Goal: Render every entry verbatim.
-- -- --
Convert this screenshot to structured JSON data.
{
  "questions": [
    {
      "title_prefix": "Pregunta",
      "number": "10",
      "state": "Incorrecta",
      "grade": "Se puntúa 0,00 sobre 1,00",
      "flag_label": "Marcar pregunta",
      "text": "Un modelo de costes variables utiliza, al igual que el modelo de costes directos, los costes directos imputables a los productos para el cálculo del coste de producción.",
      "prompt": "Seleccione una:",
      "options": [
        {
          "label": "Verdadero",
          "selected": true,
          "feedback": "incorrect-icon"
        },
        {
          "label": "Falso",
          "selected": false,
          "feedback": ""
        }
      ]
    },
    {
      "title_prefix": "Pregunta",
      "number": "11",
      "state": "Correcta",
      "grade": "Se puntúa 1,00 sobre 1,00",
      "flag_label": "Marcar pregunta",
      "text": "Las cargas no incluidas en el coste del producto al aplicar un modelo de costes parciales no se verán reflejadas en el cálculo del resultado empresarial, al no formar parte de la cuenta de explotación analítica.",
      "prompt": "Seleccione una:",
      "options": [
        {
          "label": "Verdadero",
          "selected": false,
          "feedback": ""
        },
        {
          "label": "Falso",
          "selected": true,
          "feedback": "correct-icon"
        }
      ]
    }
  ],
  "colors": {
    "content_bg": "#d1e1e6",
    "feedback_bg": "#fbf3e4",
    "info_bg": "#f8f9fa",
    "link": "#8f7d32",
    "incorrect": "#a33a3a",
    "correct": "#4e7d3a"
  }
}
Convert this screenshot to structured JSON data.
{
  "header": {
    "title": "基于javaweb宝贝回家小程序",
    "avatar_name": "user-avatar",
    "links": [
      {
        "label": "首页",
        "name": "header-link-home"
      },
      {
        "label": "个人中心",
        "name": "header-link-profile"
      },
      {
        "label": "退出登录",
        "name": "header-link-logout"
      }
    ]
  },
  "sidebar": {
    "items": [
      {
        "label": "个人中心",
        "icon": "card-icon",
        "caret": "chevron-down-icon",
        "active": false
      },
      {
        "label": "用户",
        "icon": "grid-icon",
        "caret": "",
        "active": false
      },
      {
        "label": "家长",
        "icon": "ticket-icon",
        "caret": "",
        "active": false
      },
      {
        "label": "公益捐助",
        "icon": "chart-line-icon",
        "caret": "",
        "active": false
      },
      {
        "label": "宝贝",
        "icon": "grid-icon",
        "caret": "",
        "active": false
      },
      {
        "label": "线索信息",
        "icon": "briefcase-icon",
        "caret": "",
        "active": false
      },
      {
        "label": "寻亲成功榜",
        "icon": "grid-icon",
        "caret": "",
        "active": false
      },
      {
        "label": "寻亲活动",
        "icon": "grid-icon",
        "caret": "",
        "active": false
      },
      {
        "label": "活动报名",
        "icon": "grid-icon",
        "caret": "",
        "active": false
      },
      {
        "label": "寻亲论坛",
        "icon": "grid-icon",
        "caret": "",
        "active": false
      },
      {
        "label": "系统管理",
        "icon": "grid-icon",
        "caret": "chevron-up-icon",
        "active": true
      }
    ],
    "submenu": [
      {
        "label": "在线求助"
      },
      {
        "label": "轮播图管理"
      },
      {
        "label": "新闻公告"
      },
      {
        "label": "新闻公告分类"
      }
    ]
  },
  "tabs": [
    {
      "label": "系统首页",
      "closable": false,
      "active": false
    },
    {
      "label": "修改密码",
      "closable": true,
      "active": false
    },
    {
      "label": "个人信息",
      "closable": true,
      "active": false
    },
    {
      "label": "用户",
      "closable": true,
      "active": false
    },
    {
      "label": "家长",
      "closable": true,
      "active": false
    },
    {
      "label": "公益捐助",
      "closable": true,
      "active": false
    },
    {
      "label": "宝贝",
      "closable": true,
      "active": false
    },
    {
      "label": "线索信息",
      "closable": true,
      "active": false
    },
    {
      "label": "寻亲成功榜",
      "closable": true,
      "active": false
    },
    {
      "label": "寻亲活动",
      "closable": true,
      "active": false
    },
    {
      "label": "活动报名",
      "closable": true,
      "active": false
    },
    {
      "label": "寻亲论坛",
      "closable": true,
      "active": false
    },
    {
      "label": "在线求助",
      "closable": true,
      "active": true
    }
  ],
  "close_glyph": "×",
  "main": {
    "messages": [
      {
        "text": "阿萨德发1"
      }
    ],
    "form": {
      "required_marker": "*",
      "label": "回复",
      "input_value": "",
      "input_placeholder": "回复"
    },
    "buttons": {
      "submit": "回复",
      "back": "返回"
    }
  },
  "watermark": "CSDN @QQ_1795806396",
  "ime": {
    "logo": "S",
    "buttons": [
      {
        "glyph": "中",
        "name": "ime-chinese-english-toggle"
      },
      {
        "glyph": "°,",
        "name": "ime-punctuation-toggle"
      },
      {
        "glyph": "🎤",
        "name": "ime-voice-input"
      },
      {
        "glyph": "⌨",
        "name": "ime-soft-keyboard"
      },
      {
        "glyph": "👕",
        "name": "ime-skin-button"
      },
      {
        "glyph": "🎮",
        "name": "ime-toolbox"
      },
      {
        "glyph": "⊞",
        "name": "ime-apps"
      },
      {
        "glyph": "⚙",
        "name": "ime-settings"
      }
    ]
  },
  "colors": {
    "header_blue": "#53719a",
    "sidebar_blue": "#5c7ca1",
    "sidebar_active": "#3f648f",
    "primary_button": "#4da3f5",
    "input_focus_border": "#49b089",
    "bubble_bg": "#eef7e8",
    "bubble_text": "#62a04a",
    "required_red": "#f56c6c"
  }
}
-- -- --
Output of the task:
Convert this screenshot to structured JSON data.
{
  "questions": [
    {
      "title_prefix": "Pregunta",
      "number": "10",
      "state": "Incorrecta",
      "grade": "Se puntúa 0,00 sobre 1,00",
      "flag_label": "Marcar pregunta",
      "text": "Un modelo de costes variables utiliza, al igual que el modelo de costes directos, los costes directos imputables a los productos para el cálculo del coste de producción.",
      "prompt": "Seleccione una:",
      "options": [
        {
          "label": "Verdadero",
          "selected": true,
          "feedback": "incorrect-icon"
        },
        {
          "label": "Falso",
          "selected": false,
          "feedback": ""
        }
      ]
    },
    {
      "title_prefix": "Pregunta",
      "number": "11",
      "state": "Correcta",
      "grade": "Se puntúa 1,00 sobre 1,00",
      "flag_label": "Marcar pregunta",
      "text": "Las cargas no incluidas en el coste del producto al aplicar un modelo de costes parciales no se verán reflejadas en el cálculo del resultado empresarial, al no formar parte de la cuenta de explotación analítica.",
      "prompt": "Seleccione una:",
      "options": [
        {
          "label": "Verdadero",
          "selected": false,
          "feedback": ""
        },
        {
          "label": "Falso",
          "selected": true,
          "feedback": "correct-icon"
        }
      ]
    }
  ],
  "colors": {
    "content_bg": "#d1e1e6",
    "feedback_bg": "#fbf3e4",
    "info_bg": "#f8f9fa",
    "link": "#8f7d32",
    "incorrect": "#a33a3a",
    "correct": "#4e7d3a"
  }
}
Convert this screenshot to structured JSON data.
{
  "header": {
    "title": "基于javaweb宝贝回家小程序",
    "avatar_name": "user-avatar",
    "links": [
      {
        "label": "首页",
        "name": "header-link-home"
      },
      {
        "label": "个人中心",
        "name": "header-link-profile"
      },
      {
        "label": "退出登录",
        "name": "header-link-logout"
      }
    ]
  },
  "sidebar": {
    "items": [
      {
        "label": "个人中心",
        "icon": "card-icon",
        "caret": "chevron-down-icon",
        "active": false
      },
      {
        "label": "用户",
        "icon": "grid-icon",
        "caret": "",
        "active": false
      },
      {
        "label": "家长",
        "icon": "ticket-icon",
        "caret": "",
        "active": false
      },
      {
        "label": "公益捐助",
        "icon": "chart-line-icon",
        "caret": "",
        "active": false
      },
      {
        "label": "宝贝",
        "icon": "grid-icon",
        "caret": "",
        "active": false
      },
      {
        "label": "线索信息",
        "icon": "briefcase-icon",
        "caret": "",
        "active": false
      },
      {
        "label": "寻亲成功榜",
        "icon": "grid-icon",
        "caret": "",
        "active": false
      },
      {
        "label": "寻亲活动",
        "icon": "grid-icon",
        "caret": "",
        "active": false
      },
      {
        "label": "活动报名",
        "icon": "grid-icon",
        "caret": "",
        "active": false
      },
      {
        "label": "寻亲论坛",
        "icon": "grid-icon",
        "caret": "",
        "active": false
      },
      {
        "label": "系统管理",
        "icon": "grid-icon",
        "caret": "chevron-up-icon",
        "active": true
      }
    ],
    "submenu": [
      {
        "label": "在线求助"
      },
      {
        "label": "轮播图管理"
      },
      {
        "label": "新闻公告"
      },
      {
        "label": "新闻公告分类"
      }
    ]
  },
  "tabs": [
    {
      "label": "系统首页",
      "closable": false,
      "active": false
    },
    {
      "label": "修改密码",
      "closable": true,
      "active": false
    },
    {
      "label": "个人信息",
      "closable": true,
      "active": false
    },
    {
      "label": "用户",
      "closable": true,
      "active": false
    },
    {
      "label": "家长",
      "closable": true,
      "active": false
    },
    {
      "label": "公益捐助",
      "closable": true,
      "active": false
    },
    {
      "label": "宝贝",
      "closable": true,
      "active": false
    },
    {
      "label": "线索信息",
      "closable": true,
      "active": false
    },
    {
      "label": "寻亲成功榜",
      "closable": true,
      "active": false
    },
    {
      "label": "寻亲活动",
      "closable": true,
      "active": false
    },
    {
      "label": "活动报名",
      "closable": true,
      "active": false
    },
    {
      "label": "寻亲论坛",
      "closable": true,
      "active": false
    },
    {
      "label": "在线求助",
      "closable": true,
      "active": true
    }
  ],
  "close_glyph": "×",
  "main": {
    "messages": [
      {
        "text": "阿萨德发1"
      }
    ],
    "form": {
      "required_marker": "*",
      "label": "回复",
      "input_value": "",
      "input_placeholder": "回复"
    },
    "buttons": {
      "submit": "回复",
      "back": "返回"
    }
  },
  "watermark": "CSDN @QQ_1795806396",
  "ime": {
    "logo": "S",
    "buttons": [
      {
        "glyph": "中",
        "name": "ime-chinese-english-toggle"
      },
      {
        "glyph": "°,",
        "name": "ime-punctuation-toggle"
      },
      {
        "glyph": "🎤",
        "name": "ime-voice-input"
      },
      {
        "glyph": "⌨",
        "name": "ime-soft-keyboard"
      },
      {
        "glyph": "👕",
        "name": "ime-skin-button"
      },
      {
        "glyph": "🎮",
        "name": "ime-toolbox"
      },
      {
        "glyph": "⊞",
        "name": "ime-apps"
      },
      {
        "glyph": "⚙",
        "name": "ime-settings"
      }
    ]
  },
  "colors": {
    "header_blue": "#53719a",
    "sidebar_blue": "#5c7ca1",
    "sidebar_active": "#3f648f",
    "primary_button": "#4da3f5",
    "input_focus_border": "#49b089",
    "bubble_bg": "#eef7e8",
    "bubble_text": "#62a04a",
    "required_red": "#f56c6c"
  }
}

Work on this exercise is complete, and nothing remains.